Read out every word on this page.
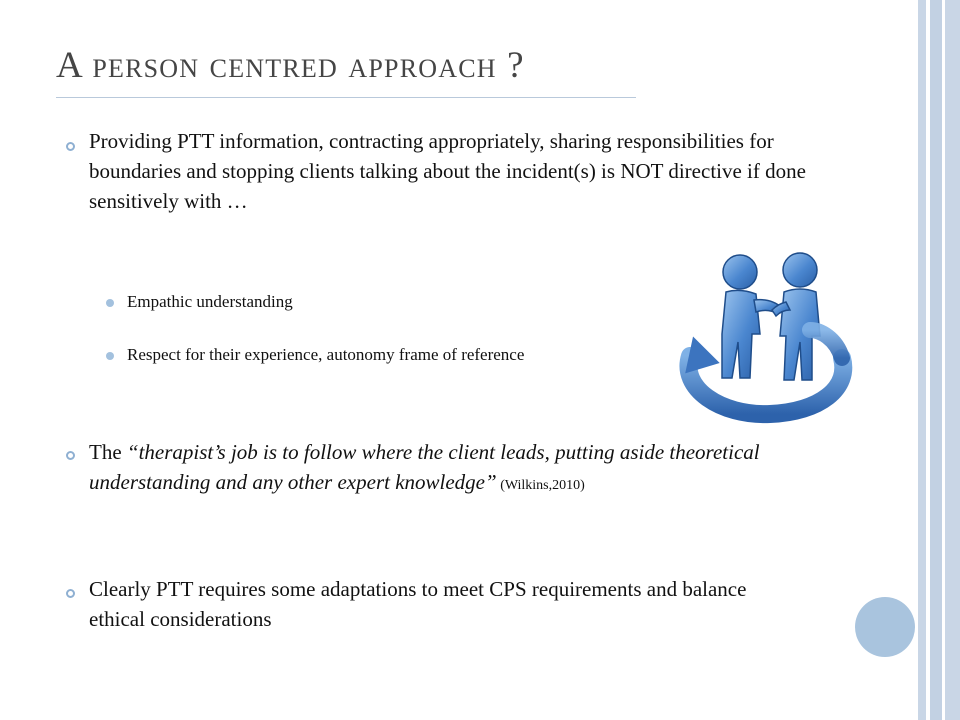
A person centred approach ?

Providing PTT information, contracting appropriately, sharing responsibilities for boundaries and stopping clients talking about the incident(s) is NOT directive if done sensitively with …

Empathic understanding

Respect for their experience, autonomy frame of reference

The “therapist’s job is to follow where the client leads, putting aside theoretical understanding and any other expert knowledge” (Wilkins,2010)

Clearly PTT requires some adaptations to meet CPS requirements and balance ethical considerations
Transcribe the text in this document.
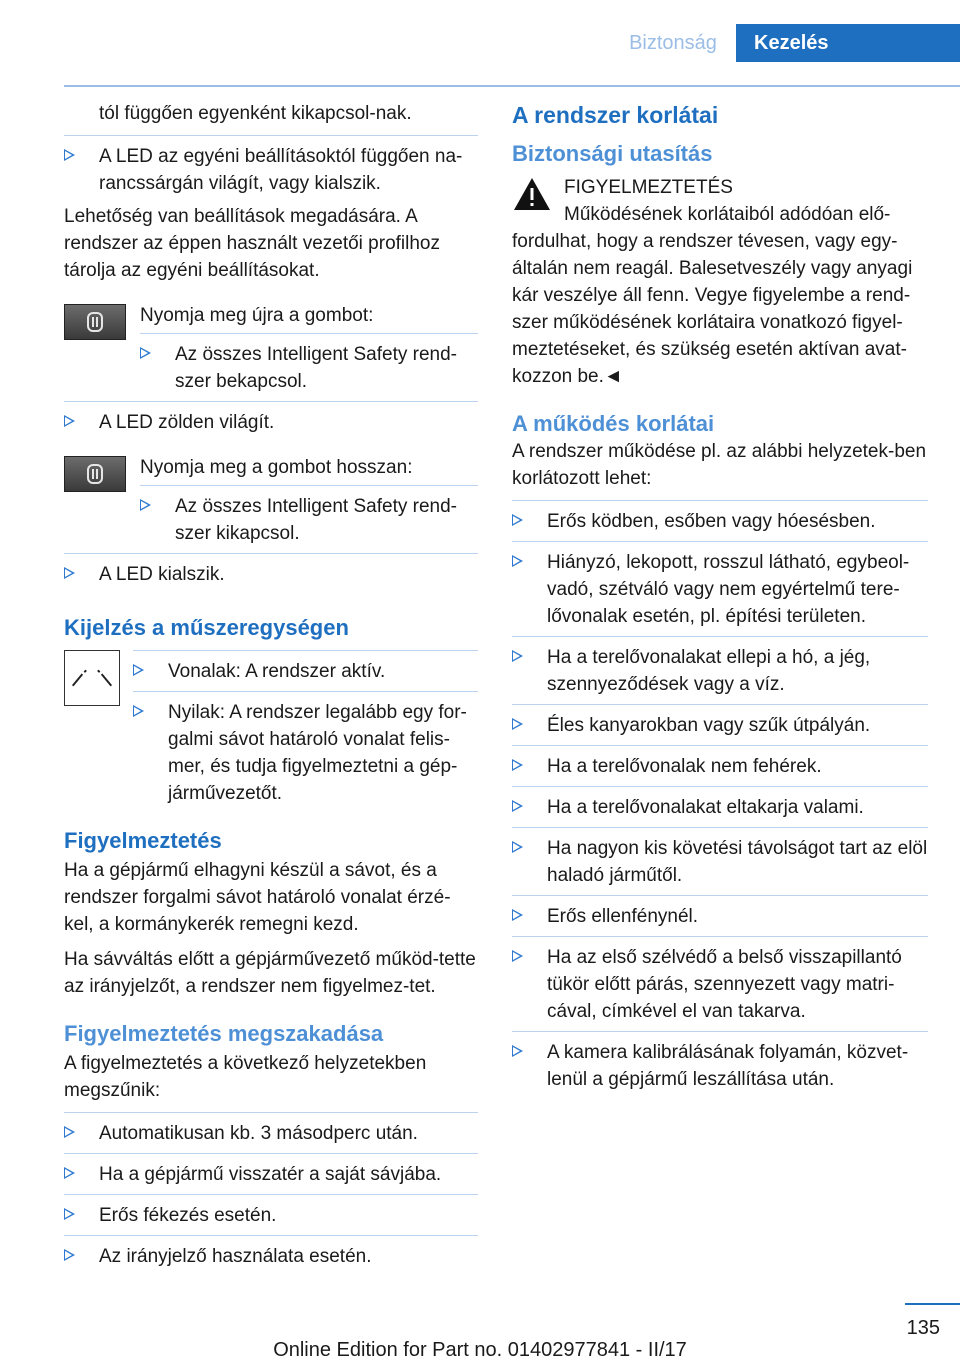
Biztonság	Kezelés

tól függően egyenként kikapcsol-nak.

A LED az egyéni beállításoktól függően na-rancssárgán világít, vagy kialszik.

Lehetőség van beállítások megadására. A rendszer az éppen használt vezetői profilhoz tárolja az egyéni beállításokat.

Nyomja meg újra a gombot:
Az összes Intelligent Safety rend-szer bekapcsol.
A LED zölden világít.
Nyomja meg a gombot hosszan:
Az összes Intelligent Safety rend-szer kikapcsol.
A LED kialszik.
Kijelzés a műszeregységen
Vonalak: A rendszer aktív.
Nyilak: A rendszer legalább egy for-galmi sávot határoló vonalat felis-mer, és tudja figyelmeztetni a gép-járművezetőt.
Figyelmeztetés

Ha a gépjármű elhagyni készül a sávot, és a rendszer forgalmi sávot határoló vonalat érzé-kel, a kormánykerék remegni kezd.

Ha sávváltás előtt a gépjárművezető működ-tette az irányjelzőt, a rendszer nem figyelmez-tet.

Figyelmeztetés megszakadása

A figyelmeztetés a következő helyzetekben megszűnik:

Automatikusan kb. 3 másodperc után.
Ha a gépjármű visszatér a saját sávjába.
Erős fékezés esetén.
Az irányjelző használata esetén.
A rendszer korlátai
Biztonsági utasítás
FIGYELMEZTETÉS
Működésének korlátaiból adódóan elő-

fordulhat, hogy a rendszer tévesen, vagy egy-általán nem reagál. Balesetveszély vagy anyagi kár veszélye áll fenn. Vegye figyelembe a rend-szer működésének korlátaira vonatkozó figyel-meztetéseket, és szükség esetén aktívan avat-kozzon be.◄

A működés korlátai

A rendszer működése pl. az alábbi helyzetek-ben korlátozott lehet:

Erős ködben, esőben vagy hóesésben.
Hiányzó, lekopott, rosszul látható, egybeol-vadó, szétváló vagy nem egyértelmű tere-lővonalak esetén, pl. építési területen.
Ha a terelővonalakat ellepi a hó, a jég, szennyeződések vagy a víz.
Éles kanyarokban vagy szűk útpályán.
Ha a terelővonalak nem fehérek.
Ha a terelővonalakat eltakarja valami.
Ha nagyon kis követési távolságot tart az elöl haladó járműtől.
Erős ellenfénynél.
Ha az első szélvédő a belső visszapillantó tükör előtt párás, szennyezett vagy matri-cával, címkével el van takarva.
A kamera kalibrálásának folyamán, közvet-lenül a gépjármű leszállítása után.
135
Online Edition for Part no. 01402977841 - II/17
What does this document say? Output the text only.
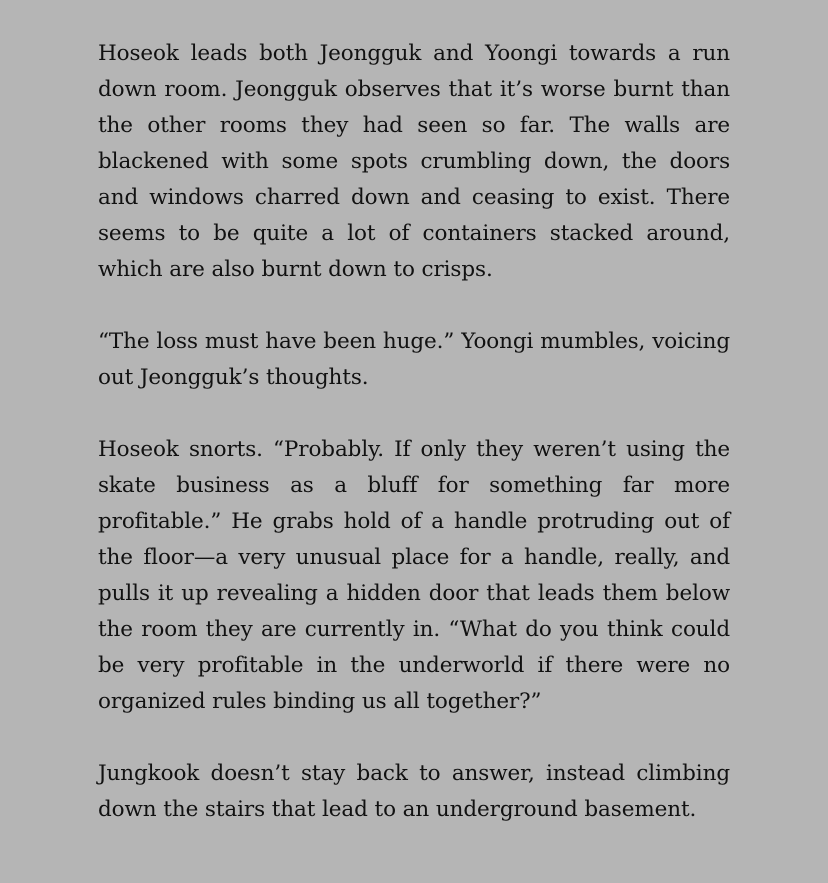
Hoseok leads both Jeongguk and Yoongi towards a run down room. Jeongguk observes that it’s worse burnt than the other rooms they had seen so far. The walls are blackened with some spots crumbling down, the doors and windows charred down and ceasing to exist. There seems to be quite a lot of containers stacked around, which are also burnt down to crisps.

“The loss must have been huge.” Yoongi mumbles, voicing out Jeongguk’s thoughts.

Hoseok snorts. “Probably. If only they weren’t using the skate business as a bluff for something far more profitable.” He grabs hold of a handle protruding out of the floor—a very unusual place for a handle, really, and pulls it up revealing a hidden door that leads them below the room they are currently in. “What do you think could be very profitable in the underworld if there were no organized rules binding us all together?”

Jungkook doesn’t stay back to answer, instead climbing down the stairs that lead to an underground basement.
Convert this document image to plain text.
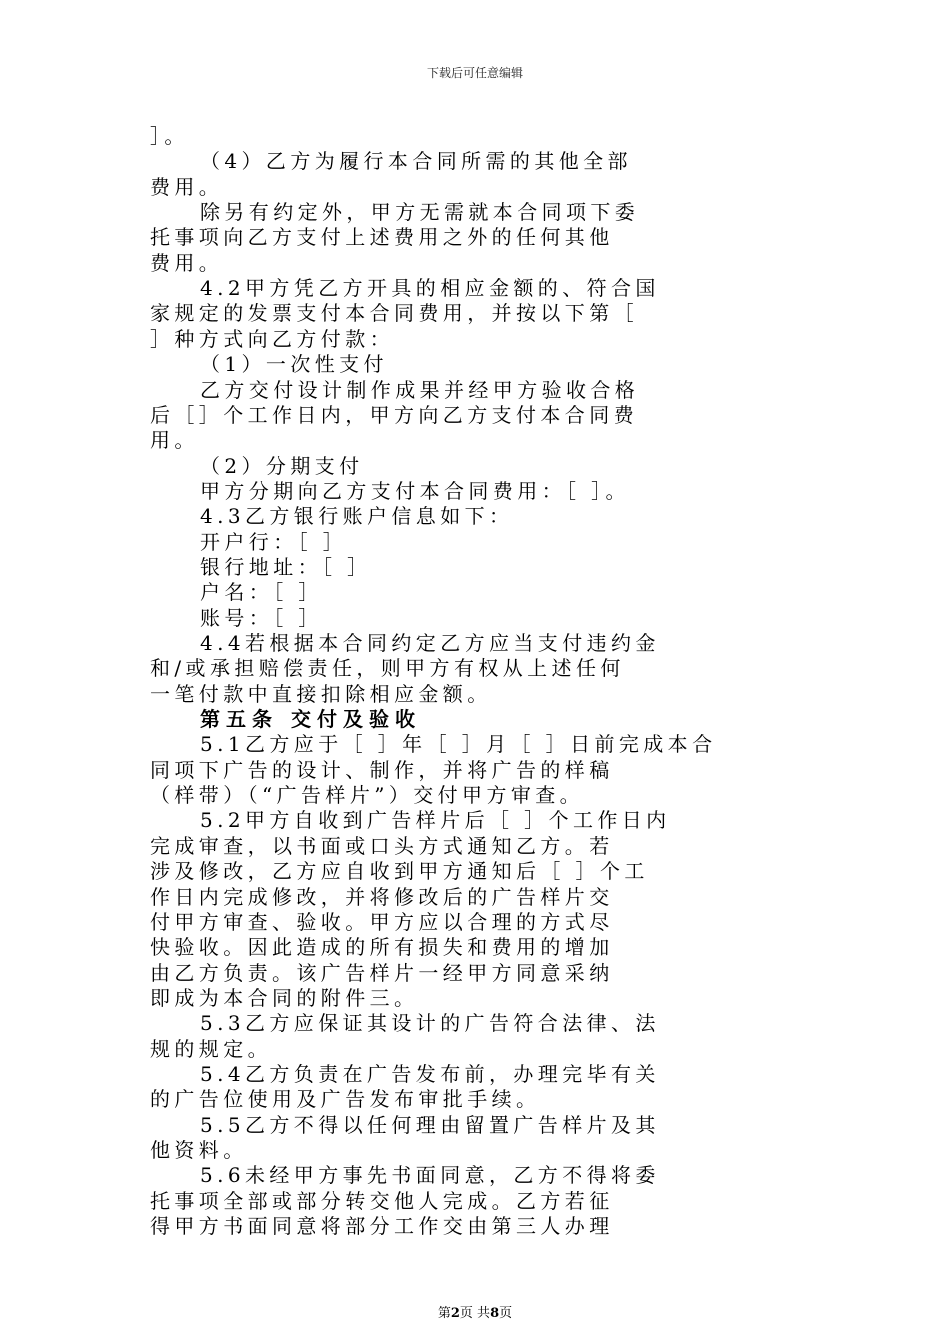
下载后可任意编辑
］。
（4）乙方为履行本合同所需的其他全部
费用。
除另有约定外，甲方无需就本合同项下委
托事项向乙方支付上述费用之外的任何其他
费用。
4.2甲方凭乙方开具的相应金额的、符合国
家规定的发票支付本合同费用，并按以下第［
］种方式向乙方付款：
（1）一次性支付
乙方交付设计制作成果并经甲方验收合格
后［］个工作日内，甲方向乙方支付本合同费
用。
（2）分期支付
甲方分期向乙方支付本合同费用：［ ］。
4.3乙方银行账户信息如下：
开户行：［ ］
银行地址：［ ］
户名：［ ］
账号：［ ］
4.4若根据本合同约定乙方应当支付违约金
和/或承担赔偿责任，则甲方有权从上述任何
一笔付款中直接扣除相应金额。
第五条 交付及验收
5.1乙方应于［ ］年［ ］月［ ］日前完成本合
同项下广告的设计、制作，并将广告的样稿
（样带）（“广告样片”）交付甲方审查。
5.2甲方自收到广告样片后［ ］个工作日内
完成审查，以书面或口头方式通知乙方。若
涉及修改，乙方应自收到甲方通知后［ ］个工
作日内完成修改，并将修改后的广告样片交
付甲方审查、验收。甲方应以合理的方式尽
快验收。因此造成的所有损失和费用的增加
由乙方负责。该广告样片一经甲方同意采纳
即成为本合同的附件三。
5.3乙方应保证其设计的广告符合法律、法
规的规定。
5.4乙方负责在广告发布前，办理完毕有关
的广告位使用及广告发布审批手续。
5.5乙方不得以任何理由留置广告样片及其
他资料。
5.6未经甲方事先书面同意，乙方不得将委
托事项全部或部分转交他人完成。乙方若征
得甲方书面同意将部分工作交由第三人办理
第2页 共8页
══════════════════════════════
GIVEN TASK:
Give the number of lines in the records that contain the string "után", and nothing besides.

SOLUTION TO THIS PROBLEM:
2